Requirements
Transcribe every entry word for word, leaving out all images.

---------- Data shown ----------

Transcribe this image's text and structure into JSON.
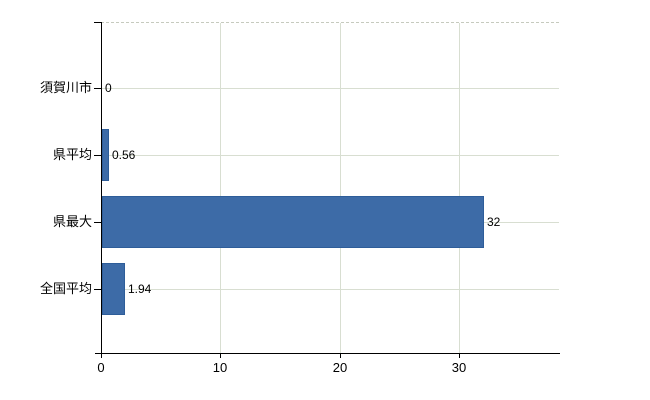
{
  "chart_data": {
    "type": "bar",
    "orientation": "horizontal",
    "title": "",
    "categories": [
      "須賀川市",
      "県平均",
      "県最大",
      "全国平均"
    ],
    "values": [
      0,
      0.56,
      32,
      1.94
    ],
    "value_labels": [
      "0",
      "0.56",
      "32",
      "1.94"
    ],
    "x_tick_labels": [
      "0",
      "10",
      "20",
      "30"
    ],
    "x_tick_values": [
      0,
      10,
      20,
      30
    ],
    "xlim": [
      0,
      38.4
    ],
    "grid": true,
    "legend_position": "none",
    "colors": {
      "bar_fill": "#3d6ba7",
      "bar_border": "#2e5d99",
      "gridline": "#d8ded1",
      "top_border_dashed": "#c6cabe",
      "axis": "#000000",
      "text": "#000000",
      "background": "#ffffff"
    }
  }
}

----------

The output
Transcribe this image's text and structure into JSON.
{
  "chart_data": {
    "type": "bar",
    "orientation": "horizontal",
    "title": "",
    "categories": [
      "須賀川市",
      "県平均",
      "県最大",
      "全国平均"
    ],
    "values": [
      0,
      0.56,
      32,
      1.94
    ],
    "value_labels": [
      "0",
      "0.56",
      "32",
      "1.94"
    ],
    "x_tick_labels": [
      "0",
      "10",
      "20",
      "30"
    ],
    "x_tick_values": [
      0,
      10,
      20,
      30
    ],
    "xlim": [
      0,
      38.4
    ],
    "grid": true,
    "legend_position": "none",
    "colors": {
      "bar_fill": "#3d6ba7",
      "bar_border": "#2e5d99",
      "gridline": "#d8ded1",
      "top_border_dashed": "#c6cabe",
      "axis": "#000000",
      "text": "#000000",
      "background": "#ffffff"
    }
  }
}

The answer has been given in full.